— WHAT YOU HAVE TO DO —
Each line below should be retyped exactly, with no pictures.

— DATASET EXTRACT —
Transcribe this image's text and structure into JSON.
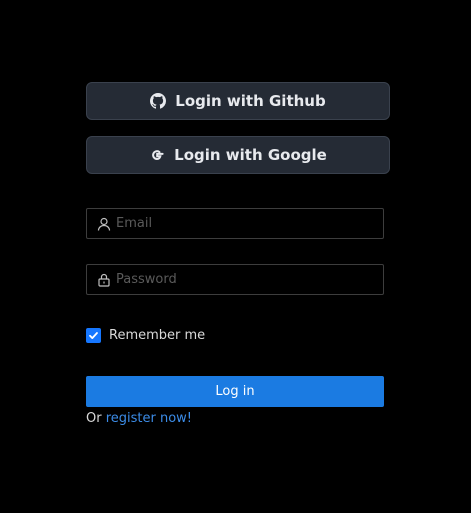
{
  "oauth": {
    "github": {
      "label": "Login with Github",
      "icon": "github-icon"
    },
    "google": {
      "label": "Login with Google",
      "icon": "google-icon"
    }
  },
  "form": {
    "email": {
      "placeholder": "Email",
      "value": "",
      "icon": "user-icon"
    },
    "password": {
      "placeholder": "Password",
      "value": "",
      "icon": "lock-icon"
    },
    "remember": {
      "label": "Remember me",
      "checked": true
    },
    "submit_label": "Log in"
  },
  "register": {
    "prefix": "Or",
    "link_label": "register now!"
  },
  "colors": {
    "background": "#000000",
    "oauth_button_bg": "#252b35",
    "primary": "#1b7be2",
    "link": "#3c8ce7",
    "checkbox": "#1677ff"
  }
}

— TASK RESPONSE —
Transcribe this image's text and structure into JSON.
{
  "oauth": {
    "github": {
      "label": "Login with Github",
      "icon": "github-icon"
    },
    "google": {
      "label": "Login with Google",
      "icon": "google-icon"
    }
  },
  "form": {
    "email": {
      "placeholder": "Email",
      "value": "",
      "icon": "user-icon"
    },
    "password": {
      "placeholder": "Password",
      "value": "",
      "icon": "lock-icon"
    },
    "remember": {
      "label": "Remember me",
      "checked": true
    },
    "submit_label": "Log in"
  },
  "register": {
    "prefix": "Or",
    "link_label": "register now!"
  },
  "colors": {
    "background": "#000000",
    "oauth_button_bg": "#252b35",
    "primary": "#1b7be2",
    "link": "#3c8ce7",
    "checkbox": "#1677ff"
  }
}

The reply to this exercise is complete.